DIRECTIONS FOR THIS TASK
Images are not part of the copy; write out the rest of the data exactly as given.

TASK DATA
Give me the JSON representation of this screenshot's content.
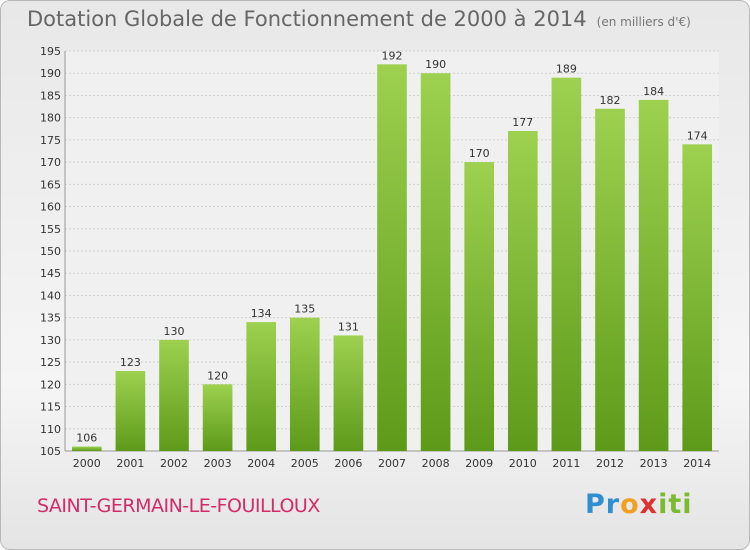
{
  "chart_data": {
    "type": "bar",
    "title": "Dotation Globale de Fonctionnement de 2000 à 2014",
    "unit_label": "(en milliers d'€)",
    "categories": [
      "2000",
      "2001",
      "2002",
      "2003",
      "2004",
      "2005",
      "2006",
      "2007",
      "2008",
      "2009",
      "2010",
      "2011",
      "2012",
      "2013",
      "2014"
    ],
    "values": [
      106,
      123,
      130,
      120,
      134,
      135,
      131,
      192,
      190,
      170,
      177,
      189,
      182,
      184,
      174
    ],
    "ylim": [
      105,
      195
    ],
    "yticks": [
      105,
      110,
      115,
      120,
      125,
      130,
      135,
      140,
      145,
      150,
      155,
      160,
      165,
      170,
      175,
      180,
      185,
      190,
      195
    ],
    "grid": true,
    "legend": "none",
    "bar_color": "#7cbb2e"
  },
  "footer": {
    "commune": "SAINT-GERMAIN-LE-FOUILLOUX",
    "brand": "Proxiti"
  }
}
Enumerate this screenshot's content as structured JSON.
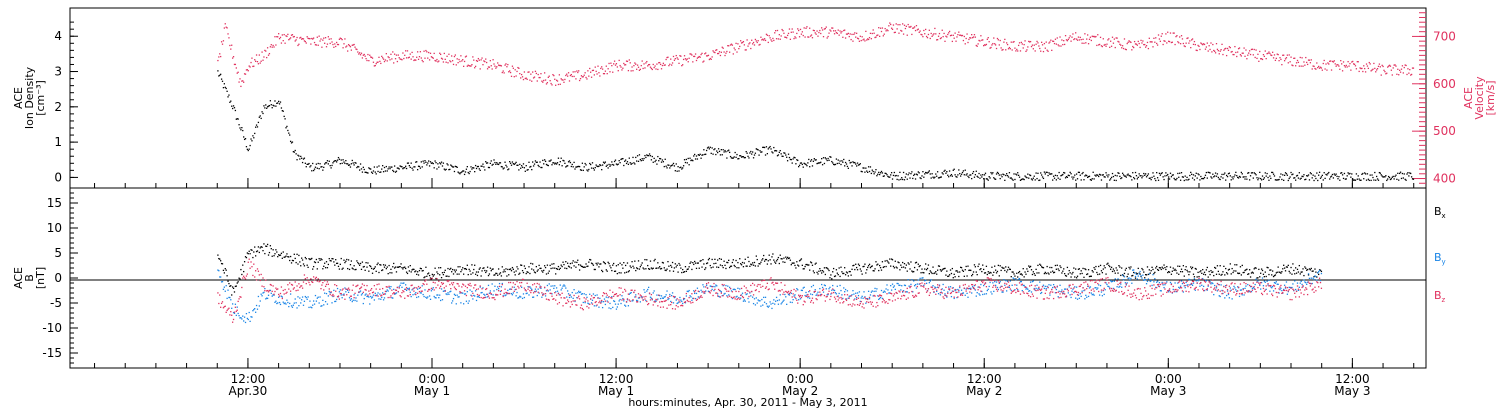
{
  "chart_data": [
    {
      "type": "scatter",
      "panel": "top",
      "ylabel_left": [
        "ACE",
        "Ion Density",
        "[cm⁻³]"
      ],
      "ylabel_right": [
        "ACE",
        "Velocity",
        "[km/s]"
      ],
      "ylim_left": [
        -0.3,
        4.8
      ],
      "ylim_right": [
        380,
        760
      ],
      "yticks_left": [
        0,
        1,
        2,
        3,
        4
      ],
      "yticks_right": [
        400,
        500,
        600,
        700
      ],
      "colors": {
        "density": "#000000",
        "velocity": "#e0325f"
      },
      "series": [
        {
          "axis": "left",
          "hours": [
            0,
            1,
            2,
            3,
            4,
            5,
            6,
            7,
            8,
            10,
            12,
            14,
            16,
            18,
            20,
            22,
            24,
            26,
            28,
            30,
            32,
            34,
            36,
            38,
            40,
            42,
            44,
            46,
            48,
            50,
            52,
            54,
            56,
            58,
            60,
            62,
            64,
            66,
            68,
            70,
            72,
            74,
            76,
            78
          ],
          "values": [
            3.0,
            2.0,
            0.8,
            2.0,
            2.2,
            0.7,
            0.3,
            0.35,
            0.5,
            0.2,
            0.3,
            0.4,
            0.2,
            0.4,
            0.3,
            0.5,
            0.3,
            0.4,
            0.6,
            0.3,
            0.8,
            0.6,
            0.8,
            0.4,
            0.5,
            0.3,
            0.05,
            0.1,
            0.15,
            0.05,
            0.05,
            0.05,
            0.05,
            0.05,
            0.05,
            0.05,
            0.05,
            0.05,
            0.05,
            0.05,
            0.05,
            0.05,
            0.05,
            0.05
          ]
        },
        {
          "axis": "right",
          "hours": [
            0,
            0.5,
            1,
            1.5,
            2,
            3,
            4,
            6,
            8,
            10,
            12,
            14,
            16,
            18,
            20,
            22,
            24,
            26,
            28,
            30,
            32,
            34,
            36,
            38,
            40,
            42,
            44,
            46,
            48,
            50,
            52,
            54,
            56,
            58,
            60,
            62,
            64,
            66,
            68,
            70,
            72,
            74,
            76,
            78
          ],
          "values": [
            640,
            720,
            660,
            600,
            640,
            660,
            700,
            690,
            690,
            650,
            660,
            660,
            650,
            640,
            620,
            610,
            620,
            640,
            640,
            650,
            660,
            680,
            700,
            710,
            710,
            700,
            720,
            710,
            700,
            690,
            680,
            680,
            700,
            690,
            680,
            700,
            680,
            670,
            660,
            650,
            640,
            640,
            630,
            630
          ]
        }
      ]
    },
    {
      "type": "scatter",
      "panel": "bottom",
      "ylabel": [
        "ACE",
        "B",
        "[nT]"
      ],
      "ylim": [
        -18,
        18
      ],
      "yticks": [
        -15,
        -10,
        -5,
        0,
        5,
        10,
        15
      ],
      "legend": [
        "B_x",
        "B_y",
        "B_z"
      ],
      "legend_placement": "right",
      "x_axis_title": "hours:minutes, Apr. 30, 2011 - May  3, 2011",
      "x_ticks": [
        {
          "hours": 2,
          "time": "12:00",
          "date": "Apr.30"
        },
        {
          "hours": 14,
          "time": "0:00",
          "date": "May 1"
        },
        {
          "hours": 26,
          "time": "12:00",
          "date": "May 1"
        },
        {
          "hours": 38,
          "time": "0:00",
          "date": "May 2"
        },
        {
          "hours": 50,
          "time": "12:00",
          "date": "May 2"
        },
        {
          "hours": 62,
          "time": "0:00",
          "date": "May 3"
        },
        {
          "hours": 74,
          "time": "12:00",
          "date": "May 3"
        }
      ],
      "colors": {
        "Bx": "#000000",
        "By": "#1a85e6",
        "Bz": "#e0325f"
      },
      "series": [
        {
          "name": "B_x",
          "hours": [
            0,
            1,
            2,
            3,
            4,
            6,
            8,
            10,
            12,
            14,
            16,
            18,
            20,
            22,
            24,
            26,
            28,
            30,
            32,
            34,
            36,
            38,
            40,
            42,
            44,
            46,
            48,
            50,
            52,
            54,
            56,
            58,
            60,
            62,
            64,
            66,
            68,
            70,
            72
          ],
          "values": [
            5,
            -3,
            5,
            6,
            5,
            3,
            3,
            2,
            2,
            1,
            2,
            1,
            2,
            2,
            3,
            2,
            3,
            2,
            3,
            3,
            4,
            3,
            1,
            2,
            3,
            2,
            1,
            2,
            1,
            2,
            1,
            2,
            1,
            2,
            1,
            2,
            1,
            2,
            1
          ]
        },
        {
          "name": "B_y",
          "hours": [
            0,
            1,
            2,
            3,
            4,
            6,
            8,
            10,
            12,
            14,
            16,
            18,
            20,
            22,
            24,
            26,
            28,
            30,
            32,
            34,
            36,
            38,
            40,
            42,
            44,
            46,
            48,
            50,
            52,
            54,
            56,
            58,
            60,
            62,
            64,
            66,
            68,
            70,
            72
          ],
          "values": [
            2,
            -6,
            -8,
            -3,
            -4,
            -5,
            -3,
            -4,
            -2,
            -3,
            -4,
            -2,
            -3,
            -2,
            -4,
            -5,
            -3,
            -4,
            -2,
            -3,
            -5,
            -3,
            -2,
            -4,
            -2,
            -1,
            -3,
            -2,
            -1,
            -2,
            -3,
            -2,
            1,
            -2,
            -1,
            -3,
            -1,
            -2,
            1
          ]
        },
        {
          "name": "B_z",
          "hours": [
            0,
            1,
            2,
            3,
            4,
            6,
            8,
            10,
            12,
            14,
            16,
            18,
            20,
            22,
            24,
            26,
            28,
            30,
            32,
            34,
            36,
            38,
            40,
            42,
            44,
            46,
            48,
            50,
            52,
            54,
            56,
            58,
            60,
            62,
            64,
            66,
            68,
            70,
            72
          ],
          "values": [
            -4,
            -8,
            3,
            -1,
            -3,
            0,
            -3,
            -2,
            -3,
            -1,
            -2,
            -3,
            -1,
            -4,
            -5,
            -3,
            -4,
            -5,
            -2,
            -3,
            -1,
            -4,
            -3,
            -5,
            -4,
            -2,
            -3,
            -1,
            -2,
            -3,
            -2,
            -1,
            -3,
            -2,
            -1,
            -2,
            -2,
            -3,
            -1
          ]
        }
      ]
    }
  ],
  "text": {
    "x_axis_title": "hours:minutes, Apr. 30, 2011 - May  3, 2011",
    "legend_bx_main": "B",
    "legend_bx_sub": "x",
    "legend_by_main": "B",
    "legend_by_sub": "y",
    "legend_bz_main": "B",
    "legend_bz_sub": "z"
  }
}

EXERCISE ANSWER
Give me the JSON representation of this screenshot's content.
{
  "chart_data": {
    "type": "bar",
    "title": "Dotation Globale de Fonctionnement de 2000 à 2014",
    "unit_label": "(en milliers d'€)",
    "categories": [
      "2000",
      "2001",
      "2002",
      "2003",
      "2004",
      "2005",
      "2006",
      "2007",
      "2008",
      "2009",
      "2010",
      "2011",
      "2012",
      "2013",
      "2014"
    ],
    "values": [
      106,
      123,
      130,
      120,
      134,
      135,
      131,
      192,
      190,
      170,
      177,
      189,
      182,
      184,
      174
    ],
    "ylim": [
      105,
      195
    ],
    "yticks": [
      105,
      110,
      115,
      120,
      125,
      130,
      135,
      140,
      145,
      150,
      155,
      160,
      165,
      170,
      175,
      180,
      185,
      190,
      195
    ],
    "grid": true,
    "legend": "none",
    "bar_color": "#7cbb2e"
  },
  "footer": {
    "commune": "SAINT-GERMAIN-LE-FOUILLOUX",
    "brand": "Proxiti"
  }
}
Enumerate this screenshot's content as structured JSON.
{
  "chart_data": [
    {
      "type": "scatter",
      "panel": "top",
      "ylabel_left": [
        "ACE",
        "Ion Density",
        "[cm⁻³]"
      ],
      "ylabel_right": [
        "ACE",
        "Velocity",
        "[km/s]"
      ],
      "ylim_left": [
        -0.3,
        4.8
      ],
      "ylim_right": [
        380,
        760
      ],
      "yticks_left": [
        0,
        1,
        2,
        3,
        4
      ],
      "yticks_right": [
        400,
        500,
        600,
        700
      ],
      "colors": {
        "density": "#000000",
        "velocity": "#e0325f"
      },
      "series": [
        {
          "axis": "left",
          "hours": [
            0,
            1,
            2,
            3,
            4,
            5,
            6,
            7,
            8,
            10,
            12,
            14,
            16,
            18,
            20,
            22,
            24,
            26,
            28,
            30,
            32,
            34,
            36,
            38,
            40,
            42,
            44,
            46,
            48,
            50,
            52,
            54,
            56,
            58,
            60,
            62,
            64,
            66,
            68,
            70,
            72,
            74,
            76,
            78
          ],
          "values": [
            3.0,
            2.0,
            0.8,
            2.0,
            2.2,
            0.7,
            0.3,
            0.35,
            0.5,
            0.2,
            0.3,
            0.4,
            0.2,
            0.4,
            0.3,
            0.5,
            0.3,
            0.4,
            0.6,
            0.3,
            0.8,
            0.6,
            0.8,
            0.4,
            0.5,
            0.3,
            0.05,
            0.1,
            0.15,
            0.05,
            0.05,
            0.05,
            0.05,
            0.05,
            0.05,
            0.05,
            0.05,
            0.05,
            0.05,
            0.05,
            0.05,
            0.05,
            0.05,
            0.05
          ]
        },
        {
          "axis": "right",
          "hours": [
            0,
            0.5,
            1,
            1.5,
            2,
            3,
            4,
            6,
            8,
            10,
            12,
            14,
            16,
            18,
            20,
            22,
            24,
            26,
            28,
            30,
            32,
            34,
            36,
            38,
            40,
            42,
            44,
            46,
            48,
            50,
            52,
            54,
            56,
            58,
            60,
            62,
            64,
            66,
            68,
            70,
            72,
            74,
            76,
            78
          ],
          "values": [
            640,
            720,
            660,
            600,
            640,
            660,
            700,
            690,
            690,
            650,
            660,
            660,
            650,
            640,
            620,
            610,
            620,
            640,
            640,
            650,
            660,
            680,
            700,
            710,
            710,
            700,
            720,
            710,
            700,
            690,
            680,
            680,
            700,
            690,
            680,
            700,
            680,
            670,
            660,
            650,
            640,
            640,
            630,
            630
          ]
        }
      ]
    },
    {
      "type": "scatter",
      "panel": "bottom",
      "ylabel": [
        "ACE",
        "B",
        "[nT]"
      ],
      "ylim": [
        -18,
        18
      ],
      "yticks": [
        -15,
        -10,
        -5,
        0,
        5,
        10,
        15
      ],
      "legend": [
        "B_x",
        "B_y",
        "B_z"
      ],
      "legend_placement": "right",
      "x_axis_title": "hours:minutes, Apr. 30, 2011 - May  3, 2011",
      "x_ticks": [
        {
          "hours": 2,
          "time": "12:00",
          "date": "Apr.30"
        },
        {
          "hours": 14,
          "time": "0:00",
          "date": "May 1"
        },
        {
          "hours": 26,
          "time": "12:00",
          "date": "May 1"
        },
        {
          "hours": 38,
          "time": "0:00",
          "date": "May 2"
        },
        {
          "hours": 50,
          "time": "12:00",
          "date": "May 2"
        },
        {
          "hours": 62,
          "time": "0:00",
          "date": "May 3"
        },
        {
          "hours": 74,
          "time": "12:00",
          "date": "May 3"
        }
      ],
      "colors": {
        "Bx": "#000000",
        "By": "#1a85e6",
        "Bz": "#e0325f"
      },
      "series": [
        {
          "name": "B_x",
          "hours": [
            0,
            1,
            2,
            3,
            4,
            6,
            8,
            10,
            12,
            14,
            16,
            18,
            20,
            22,
            24,
            26,
            28,
            30,
            32,
            34,
            36,
            38,
            40,
            42,
            44,
            46,
            48,
            50,
            52,
            54,
            56,
            58,
            60,
            62,
            64,
            66,
            68,
            70,
            72
          ],
          "values": [
            5,
            -3,
            5,
            6,
            5,
            3,
            3,
            2,
            2,
            1,
            2,
            1,
            2,
            2,
            3,
            2,
            3,
            2,
            3,
            3,
            4,
            3,
            1,
            2,
            3,
            2,
            1,
            2,
            1,
            2,
            1,
            2,
            1,
            2,
            1,
            2,
            1,
            2,
            1
          ]
        },
        {
          "name": "B_y",
          "hours": [
            0,
            1,
            2,
            3,
            4,
            6,
            8,
            10,
            12,
            14,
            16,
            18,
            20,
            22,
            24,
            26,
            28,
            30,
            32,
            34,
            36,
            38,
            40,
            42,
            44,
            46,
            48,
            50,
            52,
            54,
            56,
            58,
            60,
            62,
            64,
            66,
            68,
            70,
            72
          ],
          "values": [
            2,
            -6,
            -8,
            -3,
            -4,
            -5,
            -3,
            -4,
            -2,
            -3,
            -4,
            -2,
            -3,
            -2,
            -4,
            -5,
            -3,
            -4,
            -2,
            -3,
            -5,
            -3,
            -2,
            -4,
            -2,
            -1,
            -3,
            -2,
            -1,
            -2,
            -3,
            -2,
            1,
            -2,
            -1,
            -3,
            -1,
            -2,
            1
          ]
        },
        {
          "name": "B_z",
          "hours": [
            0,
            1,
            2,
            3,
            4,
            6,
            8,
            10,
            12,
            14,
            16,
            18,
            20,
            22,
            24,
            26,
            28,
            30,
            32,
            34,
            36,
            38,
            40,
            42,
            44,
            46,
            48,
            50,
            52,
            54,
            56,
            58,
            60,
            62,
            64,
            66,
            68,
            70,
            72
          ],
          "values": [
            -4,
            -8,
            3,
            -1,
            -3,
            0,
            -3,
            -2,
            -3,
            -1,
            -2,
            -3,
            -1,
            -4,
            -5,
            -3,
            -4,
            -5,
            -2,
            -3,
            -1,
            -4,
            -3,
            -5,
            -4,
            -2,
            -3,
            -1,
            -2,
            -3,
            -2,
            -1,
            -3,
            -2,
            -1,
            -2,
            -2,
            -3,
            -1
          ]
        }
      ]
    }
  ],
  "text": {
    "x_axis_title": "hours:minutes, Apr. 30, 2011 - May  3, 2011",
    "legend_bx_main": "B",
    "legend_bx_sub": "x",
    "legend_by_main": "B",
    "legend_by_sub": "y",
    "legend_bz_main": "B",
    "legend_bz_sub": "z"
  }
}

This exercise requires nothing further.